Extracted data entries
%%
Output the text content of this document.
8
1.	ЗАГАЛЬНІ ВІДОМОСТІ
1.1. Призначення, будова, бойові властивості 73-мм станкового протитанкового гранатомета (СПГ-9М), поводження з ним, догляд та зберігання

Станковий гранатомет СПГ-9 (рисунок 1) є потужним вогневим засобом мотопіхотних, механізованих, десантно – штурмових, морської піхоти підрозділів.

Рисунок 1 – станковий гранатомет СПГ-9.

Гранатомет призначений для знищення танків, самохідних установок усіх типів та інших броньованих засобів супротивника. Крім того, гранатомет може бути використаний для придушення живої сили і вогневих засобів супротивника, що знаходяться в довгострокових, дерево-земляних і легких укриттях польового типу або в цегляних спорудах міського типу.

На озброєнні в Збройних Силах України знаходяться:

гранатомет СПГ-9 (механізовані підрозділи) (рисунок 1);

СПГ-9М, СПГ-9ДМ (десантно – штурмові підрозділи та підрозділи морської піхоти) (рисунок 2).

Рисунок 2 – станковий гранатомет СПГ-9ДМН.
%%
*Exercise*: Search the data above for the string "десантно" and copy each line that has it.

*Answer to this problem*:
Станковий гранатомет СПГ-9 (рисунок 1) є потужним вогневим засобом мотопіхотних, механізованих, десантно – штурмових, морської піхоти підрозділів.
СПГ-9М, СПГ-9ДМ (десантно – штурмові підрозділи та підрозділи морської піхоти) (рисунок 2).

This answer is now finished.